→ The request
Rename "x-tick-label" to "x-axis-label" in the entries from the first line through the line containing "data-point-samouse <box>328 402 337 411</box>", inclusive. Rewrite those lines with every other character unchanged.

[Stored items from a collection]

[Begin]

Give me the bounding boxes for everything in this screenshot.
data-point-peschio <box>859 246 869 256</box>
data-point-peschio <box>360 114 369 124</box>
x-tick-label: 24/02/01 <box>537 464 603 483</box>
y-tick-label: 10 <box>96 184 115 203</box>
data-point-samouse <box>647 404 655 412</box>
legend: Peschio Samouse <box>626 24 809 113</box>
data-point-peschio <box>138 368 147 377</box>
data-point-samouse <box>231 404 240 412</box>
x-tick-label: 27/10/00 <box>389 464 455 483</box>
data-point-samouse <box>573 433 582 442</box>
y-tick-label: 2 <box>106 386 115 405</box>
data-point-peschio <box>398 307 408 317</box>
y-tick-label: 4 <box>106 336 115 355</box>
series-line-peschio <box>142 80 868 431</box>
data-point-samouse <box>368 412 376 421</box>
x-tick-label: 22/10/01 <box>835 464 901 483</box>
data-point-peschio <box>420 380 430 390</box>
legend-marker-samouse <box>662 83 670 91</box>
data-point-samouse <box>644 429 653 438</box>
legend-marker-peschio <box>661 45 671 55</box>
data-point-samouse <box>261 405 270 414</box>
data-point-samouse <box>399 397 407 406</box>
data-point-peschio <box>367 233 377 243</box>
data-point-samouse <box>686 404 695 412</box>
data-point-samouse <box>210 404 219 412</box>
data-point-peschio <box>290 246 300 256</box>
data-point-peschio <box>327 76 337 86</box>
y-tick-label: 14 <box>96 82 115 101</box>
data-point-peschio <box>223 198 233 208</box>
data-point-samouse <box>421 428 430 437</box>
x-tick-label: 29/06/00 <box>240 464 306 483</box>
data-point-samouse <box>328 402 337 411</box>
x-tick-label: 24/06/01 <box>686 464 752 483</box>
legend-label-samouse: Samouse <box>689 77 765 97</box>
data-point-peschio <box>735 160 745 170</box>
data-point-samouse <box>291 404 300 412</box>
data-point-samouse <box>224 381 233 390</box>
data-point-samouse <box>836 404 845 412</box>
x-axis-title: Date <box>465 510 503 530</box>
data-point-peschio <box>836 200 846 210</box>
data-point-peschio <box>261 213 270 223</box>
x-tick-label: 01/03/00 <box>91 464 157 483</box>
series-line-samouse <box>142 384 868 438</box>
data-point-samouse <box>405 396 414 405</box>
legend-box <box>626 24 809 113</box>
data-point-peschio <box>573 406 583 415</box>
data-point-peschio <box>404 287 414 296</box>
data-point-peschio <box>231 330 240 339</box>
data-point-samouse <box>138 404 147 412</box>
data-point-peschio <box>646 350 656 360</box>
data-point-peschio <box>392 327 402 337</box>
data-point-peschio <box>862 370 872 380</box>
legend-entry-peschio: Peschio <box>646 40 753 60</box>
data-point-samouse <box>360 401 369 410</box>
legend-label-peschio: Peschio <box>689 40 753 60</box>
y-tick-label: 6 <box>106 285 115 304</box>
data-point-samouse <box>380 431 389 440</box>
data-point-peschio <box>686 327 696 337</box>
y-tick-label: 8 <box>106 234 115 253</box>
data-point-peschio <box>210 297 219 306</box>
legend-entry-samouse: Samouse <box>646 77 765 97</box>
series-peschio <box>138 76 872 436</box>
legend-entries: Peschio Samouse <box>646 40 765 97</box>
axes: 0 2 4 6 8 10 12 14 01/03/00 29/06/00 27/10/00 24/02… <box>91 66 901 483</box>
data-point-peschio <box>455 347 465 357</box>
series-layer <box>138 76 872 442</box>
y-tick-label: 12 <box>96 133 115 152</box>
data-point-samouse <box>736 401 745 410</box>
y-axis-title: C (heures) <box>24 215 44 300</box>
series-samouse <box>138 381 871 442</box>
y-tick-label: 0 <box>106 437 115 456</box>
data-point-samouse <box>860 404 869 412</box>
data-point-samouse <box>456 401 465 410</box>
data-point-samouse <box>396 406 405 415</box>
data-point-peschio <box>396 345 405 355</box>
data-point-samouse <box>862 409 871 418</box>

[End]

→ Written solution
Give me the bounding boxes for everything in this screenshot.
data-point-peschio <box>859 246 869 256</box>
data-point-peschio <box>360 114 369 124</box>
x-axis-label: 24/02/01 <box>537 464 603 483</box>
y-tick-label: 10 <box>96 184 115 203</box>
data-point-samouse <box>647 404 655 412</box>
legend: Peschio Samouse <box>626 24 809 113</box>
data-point-peschio <box>138 368 147 377</box>
data-point-samouse <box>231 404 240 412</box>
x-axis-label: 27/10/00 <box>389 464 455 483</box>
data-point-samouse <box>573 433 582 442</box>
y-tick-label: 2 <box>106 386 115 405</box>
data-point-peschio <box>398 307 408 317</box>
y-tick-label: 4 <box>106 336 115 355</box>
series-line-peschio <box>142 80 868 431</box>
data-point-samouse <box>368 412 376 421</box>
x-axis-label: 22/10/01 <box>835 464 901 483</box>
data-point-peschio <box>420 380 430 390</box>
legend-marker-samouse <box>662 83 670 91</box>
data-point-samouse <box>644 429 653 438</box>
legend-marker-peschio <box>661 45 671 55</box>
data-point-samouse <box>261 405 270 414</box>
data-point-samouse <box>399 397 407 406</box>
data-point-peschio <box>367 233 377 243</box>
data-point-samouse <box>686 404 695 412</box>
data-point-samouse <box>210 404 219 412</box>
data-point-peschio <box>290 246 300 256</box>
data-point-peschio <box>327 76 337 86</box>
y-tick-label: 14 <box>96 82 115 101</box>
data-point-peschio <box>223 198 233 208</box>
data-point-samouse <box>421 428 430 437</box>
x-axis-label: 29/06/00 <box>240 464 306 483</box>
data-point-samouse <box>328 402 337 411</box>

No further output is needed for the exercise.